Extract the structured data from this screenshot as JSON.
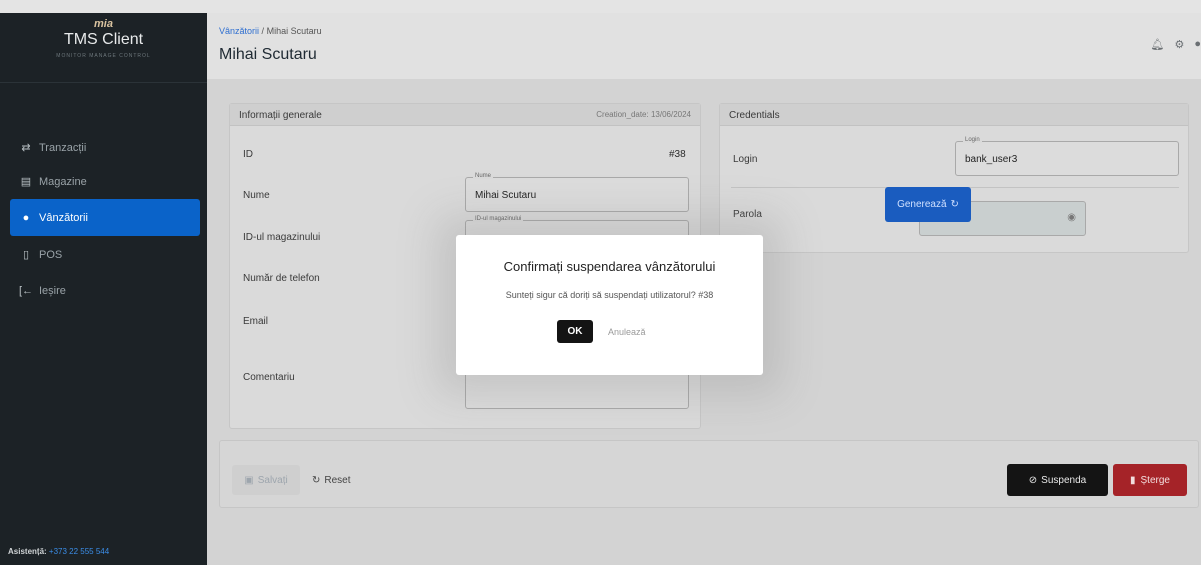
{
  "sidebar": {
    "logo": "mia",
    "app_title": "TMS Client",
    "tagline": "MONITOR MANAGE CONTROL",
    "items": [
      {
        "label": "Tranzacții",
        "icon": "transfer-icon"
      },
      {
        "label": "Magazine",
        "icon": "store-icon"
      },
      {
        "label": "Vânzătorii",
        "icon": "user-icon"
      },
      {
        "label": "POS",
        "icon": "pos-terminal-icon"
      },
      {
        "label": "Ieșire",
        "icon": "logout-icon"
      }
    ],
    "active_index": 2,
    "support_label": "Asistență:",
    "support_phone": "+373 22 555 544"
  },
  "header": {
    "breadcrumb_link": "Vânzătorii",
    "breadcrumb_sep": "/",
    "breadcrumb_current": "Mihai Scutaru",
    "title": "Mihai Scutaru"
  },
  "general": {
    "title": "Informații generale",
    "creation_date": "Creation_date: 13/06/2024",
    "id_label": "ID",
    "id_value": "#38",
    "name_label": "Nume",
    "name_field_label": "Nume",
    "name_value": "Mihai Scutaru",
    "store_label": "ID-ul magazinului",
    "store_field_label": "ID-ul magazinului",
    "phone_label": "Număr de telefon",
    "email_label": "Email",
    "comment_label": "Comentariu"
  },
  "credentials": {
    "title": "Credentials",
    "login_label": "Login",
    "login_field_label": "Login",
    "login_value": "bank_user3",
    "password_label": "Parola",
    "password_value": "••••",
    "generate_label": "Generează"
  },
  "actions": {
    "save": "Salvați",
    "reset": "Reset",
    "suspend": "Suspenda",
    "delete": "Șterge"
  },
  "modal": {
    "title": "Confirmați suspendarea vânzătorului",
    "text": "Sunteți sigur că doriți să suspendați utilizatorul? #38",
    "ok": "OK",
    "cancel": "Anulează"
  }
}
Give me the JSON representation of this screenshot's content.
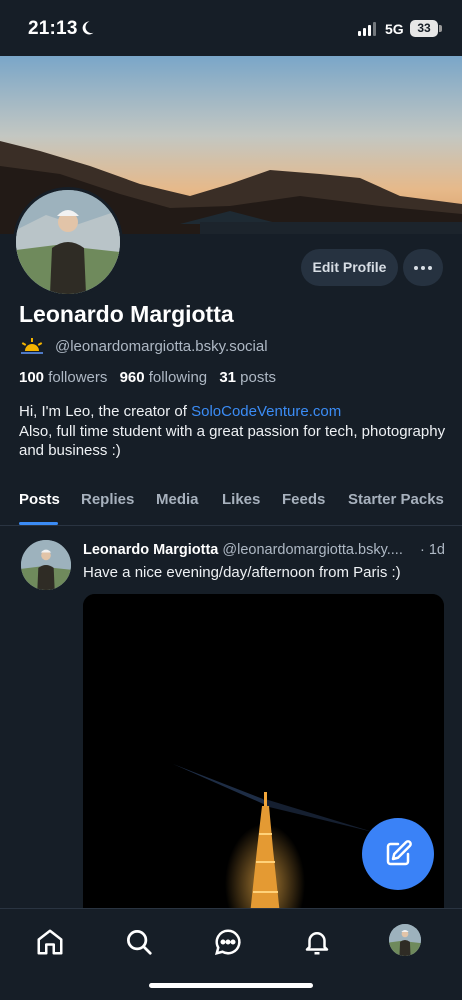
{
  "status_bar": {
    "time": "21:13",
    "network": "5G",
    "battery": "33"
  },
  "profile": {
    "display_name": "Leonardo Margiotta",
    "handle": "@leonardomargiotta.bsky.social",
    "followers_count": "100",
    "followers_label": "followers",
    "following_count": "960",
    "following_label": "following",
    "posts_count": "31",
    "posts_label": "posts",
    "bio_prefix": "Hi, I'm Leo, the creator of ",
    "bio_link": "SoloCodeVenture.com",
    "bio_rest": "Also, full time student with a great passion for tech, photography and business :)",
    "edit_label": "Edit Profile"
  },
  "tabs": [
    {
      "label": "Posts",
      "active": true
    },
    {
      "label": "Replies"
    },
    {
      "label": "Media"
    },
    {
      "label": "Likes"
    },
    {
      "label": "Feeds"
    },
    {
      "label": "Starter Packs"
    }
  ],
  "post": {
    "author": "Leonardo Margiotta",
    "handle": "@leonardomargiotta.bsky....",
    "time": "· 1d",
    "text": "Have a nice evening/day/afternoon from Paris :)"
  },
  "colors": {
    "accent": "#3b8cf5",
    "background": "#161e27",
    "fab": "#3a82f7"
  },
  "icons": {
    "nav": [
      "home-icon",
      "search-icon",
      "chat-icon",
      "bell-icon",
      "avatar"
    ],
    "fab": "compose-icon",
    "status": [
      "moon-icon",
      "signal-icon",
      "battery-icon"
    ]
  }
}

* * * * * * * * *

Reply with the number of lines in the preceding entries that contain "Mihai", and no other words.

3